Exactly repeat the full listing that follows.

-- START OF Entries shown --

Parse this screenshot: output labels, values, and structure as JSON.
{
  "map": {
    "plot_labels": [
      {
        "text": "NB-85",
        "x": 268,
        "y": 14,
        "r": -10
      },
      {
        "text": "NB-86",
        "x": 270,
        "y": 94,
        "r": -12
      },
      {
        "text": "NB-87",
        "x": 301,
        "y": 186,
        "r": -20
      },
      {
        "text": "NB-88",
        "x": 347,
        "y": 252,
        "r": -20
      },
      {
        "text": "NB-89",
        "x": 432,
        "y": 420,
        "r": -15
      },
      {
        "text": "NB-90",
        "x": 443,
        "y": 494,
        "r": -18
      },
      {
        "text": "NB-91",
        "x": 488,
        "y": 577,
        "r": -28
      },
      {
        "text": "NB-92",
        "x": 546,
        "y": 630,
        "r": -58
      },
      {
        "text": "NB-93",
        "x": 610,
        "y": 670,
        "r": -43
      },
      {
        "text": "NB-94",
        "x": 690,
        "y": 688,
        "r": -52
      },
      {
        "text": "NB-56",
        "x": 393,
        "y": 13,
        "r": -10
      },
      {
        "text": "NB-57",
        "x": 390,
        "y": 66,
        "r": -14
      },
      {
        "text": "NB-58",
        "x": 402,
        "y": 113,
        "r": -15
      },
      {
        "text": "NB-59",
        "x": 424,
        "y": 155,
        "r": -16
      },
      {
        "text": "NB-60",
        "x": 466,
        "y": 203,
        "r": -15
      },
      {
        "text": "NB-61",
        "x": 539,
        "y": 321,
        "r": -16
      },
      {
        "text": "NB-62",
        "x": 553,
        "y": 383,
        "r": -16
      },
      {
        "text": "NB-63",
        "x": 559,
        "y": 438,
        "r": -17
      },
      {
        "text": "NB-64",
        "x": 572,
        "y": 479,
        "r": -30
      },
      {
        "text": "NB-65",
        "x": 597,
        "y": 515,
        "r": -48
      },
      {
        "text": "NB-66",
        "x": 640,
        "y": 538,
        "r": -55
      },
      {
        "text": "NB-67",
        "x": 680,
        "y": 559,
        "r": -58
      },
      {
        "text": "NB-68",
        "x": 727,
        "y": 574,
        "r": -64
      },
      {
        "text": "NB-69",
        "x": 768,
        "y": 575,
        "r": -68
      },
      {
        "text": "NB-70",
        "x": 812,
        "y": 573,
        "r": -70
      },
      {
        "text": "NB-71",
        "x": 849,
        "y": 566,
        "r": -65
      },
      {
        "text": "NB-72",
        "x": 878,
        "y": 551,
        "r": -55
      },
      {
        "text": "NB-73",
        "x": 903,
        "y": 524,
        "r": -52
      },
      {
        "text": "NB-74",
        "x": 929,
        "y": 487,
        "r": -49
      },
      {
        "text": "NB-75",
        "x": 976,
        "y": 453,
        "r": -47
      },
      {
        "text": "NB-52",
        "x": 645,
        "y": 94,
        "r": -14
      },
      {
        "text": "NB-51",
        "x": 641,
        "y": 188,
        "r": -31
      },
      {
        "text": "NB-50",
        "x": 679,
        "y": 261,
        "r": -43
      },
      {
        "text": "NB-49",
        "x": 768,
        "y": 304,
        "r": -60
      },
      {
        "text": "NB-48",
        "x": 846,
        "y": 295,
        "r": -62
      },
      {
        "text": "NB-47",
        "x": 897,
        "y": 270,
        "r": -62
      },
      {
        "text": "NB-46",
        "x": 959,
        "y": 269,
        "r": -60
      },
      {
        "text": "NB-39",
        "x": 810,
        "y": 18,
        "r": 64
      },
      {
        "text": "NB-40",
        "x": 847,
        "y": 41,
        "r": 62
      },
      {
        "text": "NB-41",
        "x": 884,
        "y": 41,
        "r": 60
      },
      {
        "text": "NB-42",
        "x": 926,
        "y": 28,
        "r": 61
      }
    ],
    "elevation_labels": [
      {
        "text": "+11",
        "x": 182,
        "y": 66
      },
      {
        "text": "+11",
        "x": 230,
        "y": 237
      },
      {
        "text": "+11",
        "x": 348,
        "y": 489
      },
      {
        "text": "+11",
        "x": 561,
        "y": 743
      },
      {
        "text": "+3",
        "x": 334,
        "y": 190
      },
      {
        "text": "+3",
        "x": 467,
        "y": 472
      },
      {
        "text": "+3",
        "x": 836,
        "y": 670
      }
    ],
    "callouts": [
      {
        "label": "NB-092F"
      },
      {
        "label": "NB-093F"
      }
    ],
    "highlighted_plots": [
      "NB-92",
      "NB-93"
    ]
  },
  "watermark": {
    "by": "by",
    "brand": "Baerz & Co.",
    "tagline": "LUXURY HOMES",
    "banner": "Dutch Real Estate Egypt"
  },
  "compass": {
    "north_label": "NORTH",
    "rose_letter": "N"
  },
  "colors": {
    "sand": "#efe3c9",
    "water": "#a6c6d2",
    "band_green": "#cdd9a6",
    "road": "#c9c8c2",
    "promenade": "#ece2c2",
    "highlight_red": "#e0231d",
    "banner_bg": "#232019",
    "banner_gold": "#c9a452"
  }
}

-- END OF Entries shown --

* [Exercise result]
Parse this screenshot: output labels, values, and structure as JSON.
{
  "map": {
    "plot_labels": [
      {
        "text": "NB-85",
        "x": 268,
        "y": 14,
        "r": -10
      },
      {
        "text": "NB-86",
        "x": 270,
        "y": 94,
        "r": -12
      },
      {
        "text": "NB-87",
        "x": 301,
        "y": 186,
        "r": -20
      },
      {
        "text": "NB-88",
        "x": 347,
        "y": 252,
        "r": -20
      },
      {
        "text": "NB-89",
        "x": 432,
        "y": 420,
        "r": -15
      },
      {
        "text": "NB-90",
        "x": 443,
        "y": 494,
        "r": -18
      },
      {
        "text": "NB-91",
        "x": 488,
        "y": 577,
        "r": -28
      },
      {
        "text": "NB-92",
        "x": 546,
        "y": 630,
        "r": -58
      },
      {
        "text": "NB-93",
        "x": 610,
        "y": 670,
        "r": -43
      },
      {
        "text": "NB-94",
        "x": 690,
        "y": 688,
        "r": -52
      },
      {
        "text": "NB-56",
        "x": 393,
        "y": 13,
        "r": -10
      },
      {
        "text": "NB-57",
        "x": 390,
        "y": 66,
        "r": -14
      },
      {
        "text": "NB-58",
        "x": 402,
        "y": 113,
        "r": -15
      },
      {
        "text": "NB-59",
        "x": 424,
        "y": 155,
        "r": -16
      },
      {
        "text": "NB-60",
        "x": 466,
        "y": 203,
        "r": -15
      },
      {
        "text": "NB-61",
        "x": 539,
        "y": 321,
        "r": -16
      },
      {
        "text": "NB-62",
        "x": 553,
        "y": 383,
        "r": -16
      },
      {
        "text": "NB-63",
        "x": 559,
        "y": 438,
        "r": -17
      },
      {
        "text": "NB-64",
        "x": 572,
        "y": 479,
        "r": -30
      },
      {
        "text": "NB-65",
        "x": 597,
        "y": 515,
        "r": -48
      },
      {
        "text": "NB-66",
        "x": 640,
        "y": 538,
        "r": -55
      },
      {
        "text": "NB-67",
        "x": 680,
        "y": 559,
        "r": -58
      },
      {
        "text": "NB-68",
        "x": 727,
        "y": 574,
        "r": -64
      },
      {
        "text": "NB-69",
        "x": 768,
        "y": 575,
        "r": -68
      },
      {
        "text": "NB-70",
        "x": 812,
        "y": 573,
        "r": -70
      },
      {
        "text": "NB-71",
        "x": 849,
        "y": 566,
        "r": -65
      },
      {
        "text": "NB-72",
        "x": 878,
        "y": 551,
        "r": -55
      },
      {
        "text": "NB-73",
        "x": 903,
        "y": 524,
        "r": -52
      },
      {
        "text": "NB-74",
        "x": 929,
        "y": 487,
        "r": -49
      },
      {
        "text": "NB-75",
        "x": 976,
        "y": 453,
        "r": -47
      },
      {
        "text": "NB-52",
        "x": 645,
        "y": 94,
        "r": -14
      },
      {
        "text": "NB-51",
        "x": 641,
        "y": 188,
        "r": -31
      },
      {
        "text": "NB-50",
        "x": 679,
        "y": 261,
        "r": -43
      },
      {
        "text": "NB-49",
        "x": 768,
        "y": 304,
        "r": -60
      },
      {
        "text": "NB-48",
        "x": 846,
        "y": 295,
        "r": -62
      },
      {
        "text": "NB-47",
        "x": 897,
        "y": 270,
        "r": -62
      },
      {
        "text": "NB-46",
        "x": 959,
        "y": 269,
        "r": -60
      },
      {
        "text": "NB-39",
        "x": 810,
        "y": 18,
        "r": 64
      },
      {
        "text": "NB-40",
        "x": 847,
        "y": 41,
        "r": 62
      },
      {
        "text": "NB-41",
        "x": 884,
        "y": 41,
        "r": 60
      },
      {
        "text": "NB-42",
        "x": 926,
        "y": 28,
        "r": 61
      }
    ],
    "elevation_labels": [
      {
        "text": "+11",
        "x": 182,
        "y": 66
      },
      {
        "text": "+11",
        "x": 230,
        "y": 237
      },
      {
        "text": "+11",
        "x": 348,
        "y": 489
      },
      {
        "text": "+11",
        "x": 561,
        "y": 743
      },
      {
        "text": "+3",
        "x": 334,
        "y": 190
      },
      {
        "text": "+3",
        "x": 467,
        "y": 472
      },
      {
        "text": "+3",
        "x": 836,
        "y": 670
      }
    ],
    "callouts": [
      {
        "label": "NB-092F"
      },
      {
        "label": "NB-093F"
      }
    ],
    "highlighted_plots": [
      "NB-92",
      "NB-93"
    ]
  },
  "watermark": {
    "by": "by",
    "brand": "Baerz & Co.",
    "tagline": "LUXURY HOMES",
    "banner": "Dutch Real Estate Egypt"
  },
  "compass": {
    "north_label": "NORTH",
    "rose_letter": "N"
  },
  "colors": {
    "sand": "#efe3c9",
    "water": "#a6c6d2",
    "band_green": "#cdd9a6",
    "road": "#c9c8c2",
    "promenade": "#ece2c2",
    "highlight_red": "#e0231d",
    "banner_bg": "#232019",
    "banner_gold": "#c9a452"
  }
}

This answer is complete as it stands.